Brief. Without changing a character, return the entries, but not the images they hold.

Collected data entries:
..............................
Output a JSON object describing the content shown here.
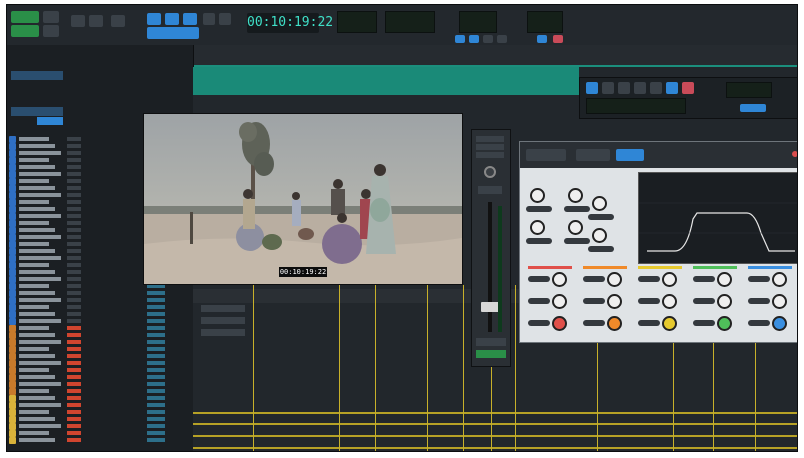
{
  "toolbar": {
    "main_counter": "00:10:19:22"
  },
  "video": {
    "timecode_overlay": "00:10:19:22"
  },
  "colors": {
    "background": "#1d2125",
    "accent_blue": "#2f86d6",
    "counter_teal": "#3fe0c8",
    "marker_yellow": "#c7b02a",
    "plugin_face": "#dfe3e6",
    "knob_ring_colors": [
      "#e0504a",
      "#f08a2a",
      "#e6c92e",
      "#4fbf5a",
      "#3a8fe0"
    ]
  },
  "icons": [
    "play-icon",
    "stop-icon",
    "rewind-icon",
    "fast-forward-icon",
    "record-icon",
    "loop-icon",
    "zoom-icon",
    "hand-tool-icon",
    "grabber-icon"
  ]
}
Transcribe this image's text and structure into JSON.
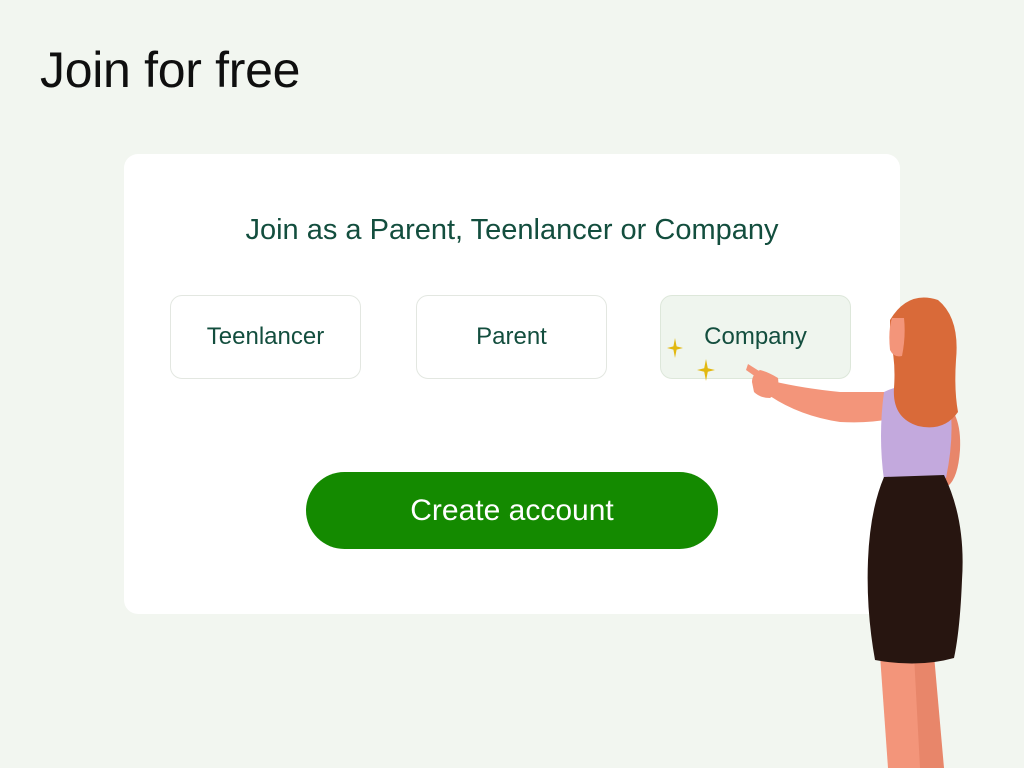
{
  "page": {
    "title": "Join for free"
  },
  "signup": {
    "heading": "Join as a Parent, Teenlancer or Company",
    "options": [
      {
        "label": "Teenlancer",
        "selected": false
      },
      {
        "label": "Parent",
        "selected": false
      },
      {
        "label": "Company",
        "selected": true
      }
    ],
    "submit_label": "Create account"
  },
  "colors": {
    "background": "#f2f6f0",
    "card": "#ffffff",
    "heading_text": "#134e3e",
    "selected_option_bg": "#eff5ee",
    "button_bg": "#148a00",
    "button_text": "#ffffff",
    "sparkle": "#e2b810"
  },
  "icons": {
    "sparkle": "sparkle-icon",
    "illustration": "woman-pointing-illustration"
  }
}
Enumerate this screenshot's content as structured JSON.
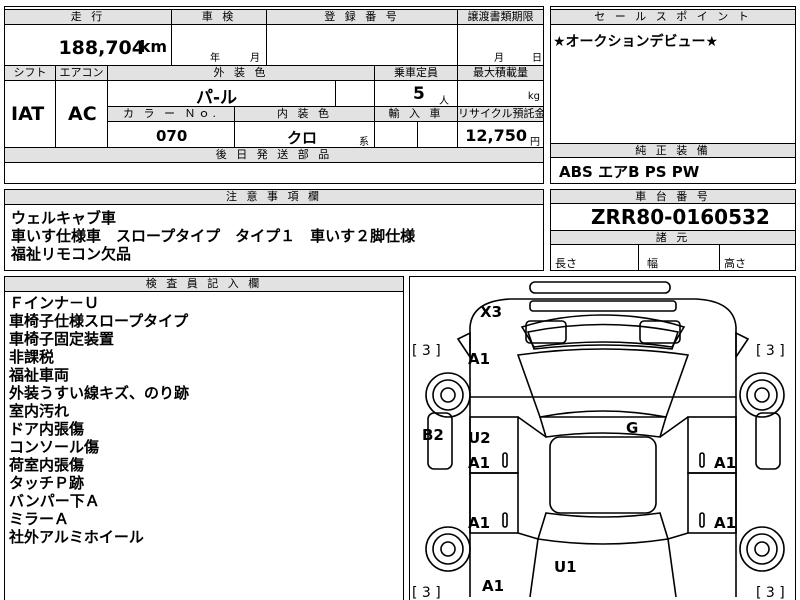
{
  "vehicle": {
    "mileage_header": "走 行",
    "mileage_value": "188,704",
    "mileage_unit": "km",
    "inspection_header": "車 検",
    "inspection_year_label": "年",
    "inspection_month_label": "月",
    "registration_header": "登 録 番 号",
    "transfer_header": "譲渡書類期限",
    "transfer_month_label": "月",
    "transfer_day_label": "日",
    "shift_header": "シフト",
    "shift_value": "IAT",
    "aircon_header": "エアコン",
    "aircon_value": "AC",
    "exterior_color_header": "外 装 色",
    "exterior_color_value": "パ-ル",
    "capacity_header": "乗車定員",
    "capacity_value": "5",
    "capacity_unit": "人",
    "max_load_header": "最大積載量",
    "max_load_unit": "kg",
    "color_no_header": "カ ラ ー Ｎｏ.",
    "color_no_value": "070",
    "interior_color_header": "内 装 色",
    "interior_color_value": "クロ",
    "interior_color_suffix": "系",
    "import_header": "輸 入 車",
    "recycle_header": "リサイクル預託金",
    "recycle_value": "12,750",
    "recycle_unit": "円",
    "later_parts_header": "後 日 発 送 部 品"
  },
  "sales_point": {
    "header": "セ ー ル ス ポ イ ン ト",
    "text": "★オークションデビュー★"
  },
  "equipment": {
    "header": "純 正 装 備",
    "items": "ABS エアB PS PW"
  },
  "notes": {
    "header": "注 意 事 項 欄",
    "lines": [
      "ウェルキャブ車",
      "車いす仕様車　スロープタイプ　タイプ１　車いす２脚仕様",
      "福祉リモコン欠品"
    ]
  },
  "chassis": {
    "header": "車 台 番 号",
    "value": "ZRR80-0160532",
    "dims_header": "諸 元",
    "length_label": "長さ",
    "width_label": "幅",
    "height_label": "高さ"
  },
  "inspector": {
    "header": "検 査 員 記 入 欄",
    "lines": [
      "Ｆインナ－Ｕ",
      "車椅子仕様スロープタイプ",
      "車椅子固定装置",
      "非課税",
      "福祉車両",
      "外装うすい線キズ、のり跡",
      "室内汚れ",
      "ドア内張傷",
      "コンソール傷",
      "荷室内張傷",
      "タッチＰ跡",
      "バンパー下Ａ",
      "ミラーＡ",
      "社外アルミホイール"
    ]
  },
  "diagram": {
    "marks": {
      "x3": "X3",
      "a1_front_left": "A1",
      "b2": "B2",
      "u2": "U2",
      "a1_left_front_door": "A1",
      "a1_left_rear_door": "A1",
      "a1_rear_left": "A1",
      "g": "G",
      "a1_right_front_door": "A1",
      "a1_right_rear_door": "A1",
      "u1": "U1"
    },
    "tire_marks": {
      "front_left": "[ 3 ]",
      "front_right": "[ 3 ]",
      "rear_left": "[ 3 ]",
      "rear_right": "[ 3 ]"
    }
  }
}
..............................
Solution to this task.
Output a JSON object describing the content shown here.
{
  "toolbar": {
    "main_counter": "00:10:19:22"
  },
  "video": {
    "timecode_overlay": "00:10:19:22"
  },
  "colors": {
    "background": "#1d2125",
    "accent_blue": "#2f86d6",
    "counter_teal": "#3fe0c8",
    "marker_yellow": "#c7b02a",
    "plugin_face": "#dfe3e6",
    "knob_ring_colors": [
      "#e0504a",
      "#f08a2a",
      "#e6c92e",
      "#4fbf5a",
      "#3a8fe0"
    ]
  },
  "icons": [
    "play-icon",
    "stop-icon",
    "rewind-icon",
    "fast-forward-icon",
    "record-icon",
    "loop-icon",
    "zoom-icon",
    "hand-tool-icon",
    "grabber-icon"
  ]
}
Transcribe this image's text and structure into JSON.
{
  "page": {
    "title": "Join for free"
  },
  "signup": {
    "heading": "Join as a Parent, Teenlancer or Company",
    "options": [
      {
        "label": "Teenlancer",
        "selected": false
      },
      {
        "label": "Parent",
        "selected": false
      },
      {
        "label": "Company",
        "selected": true
      }
    ],
    "submit_label": "Create account"
  },
  "colors": {
    "background": "#f2f6f0",
    "card": "#ffffff",
    "heading_text": "#134e3e",
    "selected_option_bg": "#eff5ee",
    "button_bg": "#148a00",
    "button_text": "#ffffff",
    "sparkle": "#e2b810"
  },
  "icons": {
    "sparkle": "sparkle-icon",
    "illustration": "woman-pointing-illustration"
  }
}
Enumerate this screenshot's content as structured JSON.
{
  "vehicle": {
    "mileage_header": "走 行",
    "mileage_value": "188,704",
    "mileage_unit": "km",
    "inspection_header": "車 検",
    "inspection_year_label": "年",
    "inspection_month_label": "月",
    "registration_header": "登 録 番 号",
    "transfer_header": "譲渡書類期限",
    "transfer_month_label": "月",
    "transfer_day_label": "日",
    "shift_header": "シフト",
    "shift_value": "IAT",
    "aircon_header": "エアコン",
    "aircon_value": "AC",
    "exterior_color_header": "外 装 色",
    "exterior_color_value": "パ-ル",
    "capacity_header": "乗車定員",
    "capacity_value": "5",
    "capacity_unit": "人",
    "max_load_header": "最大積載量",
    "max_load_unit": "kg",
    "color_no_header": "カ ラ ー Ｎｏ.",
    "color_no_value": "070",
    "interior_color_header": "内 装 色",
    "interior_color_value": "クロ",
    "interior_color_suffix": "系",
    "import_header": "輸 入 車",
    "recycle_header": "リサイクル預託金",
    "recycle_value": "12,750",
    "recycle_unit": "円",
    "later_parts_header": "後 日 発 送 部 品"
  },
  "sales_point": {
    "header": "セ ー ル ス ポ イ ン ト",
    "text": "★オークションデビュー★"
  },
  "equipment": {
    "header": "純 正 装 備",
    "items": "ABS エアB PS PW"
  },
  "notes": {
    "header": "注 意 事 項 欄",
    "lines": [
      "ウェルキャブ車",
      "車いす仕様車　スロープタイプ　タイプ１　車いす２脚仕様",
      "福祉リモコン欠品"
    ]
  },
  "chassis": {
    "header": "車 台 番 号",
    "value": "ZRR80-0160532",
    "dims_header": "諸 元",
    "length_label": "長さ",
    "width_label": "幅",
    "height_label": "高さ"
  },
  "inspector": {
    "header": "検 査 員 記 入 欄",
    "lines": [
      "Ｆインナ－Ｕ",
      "車椅子仕様スロープタイプ",
      "車椅子固定装置",
      "非課税",
      "福祉車両",
      "外装うすい線キズ、のり跡",
      "室内汚れ",
      "ドア内張傷",
      "コンソール傷",
      "荷室内張傷",
      "タッチＰ跡",
      "バンパー下Ａ",
      "ミラーＡ",
      "社外アルミホイール"
    ]
  },
  "diagram": {
    "marks": {
      "x3": "X3",
      "a1_front_left": "A1",
      "b2": "B2",
      "u2": "U2",
      "a1_left_front_door": "A1",
      "a1_left_rear_door": "A1",
      "a1_rear_left": "A1",
      "g": "G",
      "a1_right_front_door": "A1",
      "a1_right_rear_door": "A1",
      "u1": "U1"
    },
    "tire_marks": {
      "front_left": "[ 3 ]",
      "front_right": "[ 3 ]",
      "rear_left": "[ 3 ]",
      "rear_right": "[ 3 ]"
    }
  }
}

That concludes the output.